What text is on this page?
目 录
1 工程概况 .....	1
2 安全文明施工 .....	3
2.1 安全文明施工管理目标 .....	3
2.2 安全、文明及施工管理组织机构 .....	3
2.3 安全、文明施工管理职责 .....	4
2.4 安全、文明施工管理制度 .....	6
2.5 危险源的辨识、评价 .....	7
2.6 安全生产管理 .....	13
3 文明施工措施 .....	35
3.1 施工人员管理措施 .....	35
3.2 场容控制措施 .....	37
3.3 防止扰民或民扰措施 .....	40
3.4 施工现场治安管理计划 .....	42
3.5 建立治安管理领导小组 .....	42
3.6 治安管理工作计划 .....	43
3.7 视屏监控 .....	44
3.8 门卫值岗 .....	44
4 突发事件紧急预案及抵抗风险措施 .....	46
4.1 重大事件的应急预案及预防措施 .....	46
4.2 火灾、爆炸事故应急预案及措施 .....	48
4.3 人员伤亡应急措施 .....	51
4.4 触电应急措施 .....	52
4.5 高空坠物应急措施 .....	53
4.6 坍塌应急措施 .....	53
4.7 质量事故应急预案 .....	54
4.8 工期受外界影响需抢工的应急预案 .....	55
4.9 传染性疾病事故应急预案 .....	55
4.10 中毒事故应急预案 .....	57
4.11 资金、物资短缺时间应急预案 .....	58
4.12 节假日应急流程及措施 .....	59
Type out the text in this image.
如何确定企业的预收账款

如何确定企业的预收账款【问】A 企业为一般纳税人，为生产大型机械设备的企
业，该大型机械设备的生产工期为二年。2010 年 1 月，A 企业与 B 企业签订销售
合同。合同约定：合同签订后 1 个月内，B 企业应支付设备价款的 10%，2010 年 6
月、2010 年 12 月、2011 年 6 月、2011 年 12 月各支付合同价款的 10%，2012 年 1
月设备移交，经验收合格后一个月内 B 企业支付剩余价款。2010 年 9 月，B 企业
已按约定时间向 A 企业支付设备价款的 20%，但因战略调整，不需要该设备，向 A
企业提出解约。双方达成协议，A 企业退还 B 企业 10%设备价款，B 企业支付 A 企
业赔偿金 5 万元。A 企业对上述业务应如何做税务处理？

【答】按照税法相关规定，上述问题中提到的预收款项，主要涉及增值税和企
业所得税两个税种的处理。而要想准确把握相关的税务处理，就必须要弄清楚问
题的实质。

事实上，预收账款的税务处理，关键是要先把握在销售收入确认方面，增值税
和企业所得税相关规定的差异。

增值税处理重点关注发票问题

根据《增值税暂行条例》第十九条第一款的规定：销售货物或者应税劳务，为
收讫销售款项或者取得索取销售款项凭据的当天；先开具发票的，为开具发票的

Written request ▸
Reproduce the data in its entirety, matching each character.

Solution ▸
What text is on this page?
目 录
1 工程概况 .....	1
2 安全文明施工 .....	3
2.1 安全文明施工管理目标 .....	3
2.2 安全、文明及施工管理组织机构 .....	3
2.3 安全、文明施工管理职责 .....	4
2.4 安全、文明施工管理制度 .....	6
2.5 危险源的辨识、评价 .....	7
2.6 安全生产管理 .....	13
3 文明施工措施 .....	35
3.1 施工人员管理措施 .....	35
3.2 场容控制措施 .....	37
3.3 防止扰民或民扰措施 .....	40
3.4 施工现场治安管理计划 .....	42
3.5 建立治安管理领导小组 .....	42
3.6 治安管理工作计划 .....	43
3.7 视屏监控 .....	44
3.8 门卫值岗 .....	44
4 突发事件紧急预案及抵抗风险措施 .....	46
4.1 重大事件的应急预案及预防措施 .....	46
4.2 火灾、爆炸事故应急预案及措施 .....	48
4.3 人员伤亡应急措施 .....	51
4.4 触电应急措施 .....	52
4.5 高空坠物应急措施 .....	53
4.6 坍塌应急措施 .....	53
4.7 质量事故应急预案 .....	54
4.8 工期受外界影响需抢工的应急预案 .....	55
4.9 传染性疾病事故应急预案 .....	55
4.10 中毒事故应急预案 .....	57
4.11 资金、物资短缺时间应急预案 .....	58
4.12 节假日应急流程及措施 .....	59
Type out the text in this image.
如何确定企业的预收账款

如何确定企业的预收账款【问】A 企业为一般纳税人，为生产大型机械设备的企
业，该大型机械设备的生产工期为二年。2010 年 1 月，A 企业与 B 企业签订销售
合同。合同约定：合同签订后 1 个月内，B 企业应支付设备价款的 10%，2010 年 6
月、2010 年 12 月、2011 年 6 月、2011 年 12 月各支付合同价款的 10%，2012 年 1
月设备移交，经验收合格后一个月内 B 企业支付剩余价款。2010 年 9 月，B 企业
已按约定时间向 A 企业支付设备价款的 20%，但因战略调整，不需要该设备，向 A
企业提出解约。双方达成协议，A 企业退还 B 企业 10%设备价款，B 企业支付 A 企
业赔偿金 5 万元。A 企业对上述业务应如何做税务处理？

【答】按照税法相关规定，上述问题中提到的预收款项，主要涉及增值税和企
业所得税两个税种的处理。而要想准确把握相关的税务处理，就必须要弄清楚问
题的实质。

事实上，预收账款的税务处理，关键是要先把握在销售收入确认方面，增值税
和企业所得税相关规定的差异。

增值税处理重点关注发票问题

根据《增值税暂行条例》第十九条第一款的规定：销售货物或者应税劳务，为
收讫销售款项或者取得索取销售款项凭据的当天；先开具发票的，为开具发票的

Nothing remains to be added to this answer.